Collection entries
## begin
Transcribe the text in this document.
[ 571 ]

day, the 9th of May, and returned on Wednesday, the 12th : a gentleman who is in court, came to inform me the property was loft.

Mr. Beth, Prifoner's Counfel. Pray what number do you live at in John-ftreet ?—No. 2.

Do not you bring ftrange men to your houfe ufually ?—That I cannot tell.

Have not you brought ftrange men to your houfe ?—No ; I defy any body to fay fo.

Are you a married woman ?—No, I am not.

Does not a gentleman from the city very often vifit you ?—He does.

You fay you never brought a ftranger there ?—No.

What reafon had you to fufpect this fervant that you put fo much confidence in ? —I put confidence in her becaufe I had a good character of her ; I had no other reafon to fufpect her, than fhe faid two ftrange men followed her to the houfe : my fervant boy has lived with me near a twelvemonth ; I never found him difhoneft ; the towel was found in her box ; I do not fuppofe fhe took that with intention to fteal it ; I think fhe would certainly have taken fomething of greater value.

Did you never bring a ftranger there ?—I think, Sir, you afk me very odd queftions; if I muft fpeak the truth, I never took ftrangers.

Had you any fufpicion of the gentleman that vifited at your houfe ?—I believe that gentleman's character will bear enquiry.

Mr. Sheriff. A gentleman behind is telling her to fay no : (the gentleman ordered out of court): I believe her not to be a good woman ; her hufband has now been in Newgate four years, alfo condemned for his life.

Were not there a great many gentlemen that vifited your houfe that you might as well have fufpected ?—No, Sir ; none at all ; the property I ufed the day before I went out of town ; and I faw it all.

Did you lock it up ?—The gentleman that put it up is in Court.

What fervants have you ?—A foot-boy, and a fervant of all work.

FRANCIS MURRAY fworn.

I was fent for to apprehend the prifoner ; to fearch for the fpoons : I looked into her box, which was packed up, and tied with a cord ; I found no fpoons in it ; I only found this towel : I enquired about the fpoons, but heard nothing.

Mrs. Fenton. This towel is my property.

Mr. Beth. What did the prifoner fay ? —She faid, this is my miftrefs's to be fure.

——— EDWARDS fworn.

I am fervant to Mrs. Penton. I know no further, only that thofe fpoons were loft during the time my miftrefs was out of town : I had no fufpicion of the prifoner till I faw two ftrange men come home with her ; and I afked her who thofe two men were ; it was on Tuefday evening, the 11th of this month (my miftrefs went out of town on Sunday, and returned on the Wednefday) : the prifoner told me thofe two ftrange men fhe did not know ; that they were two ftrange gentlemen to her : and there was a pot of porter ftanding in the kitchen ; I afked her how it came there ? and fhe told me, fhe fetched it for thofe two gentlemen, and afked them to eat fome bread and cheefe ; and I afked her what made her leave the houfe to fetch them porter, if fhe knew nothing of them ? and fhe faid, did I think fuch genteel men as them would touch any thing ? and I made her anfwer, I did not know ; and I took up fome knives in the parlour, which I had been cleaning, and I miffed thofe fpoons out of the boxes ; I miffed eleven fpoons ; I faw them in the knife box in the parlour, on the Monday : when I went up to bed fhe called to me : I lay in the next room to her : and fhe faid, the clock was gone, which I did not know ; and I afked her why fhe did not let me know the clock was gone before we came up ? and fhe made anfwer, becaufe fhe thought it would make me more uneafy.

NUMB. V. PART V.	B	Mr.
## end
**Stated goal:** Say how many lines include the word "ftranger"; reply with the number alone.

**Final result:** 2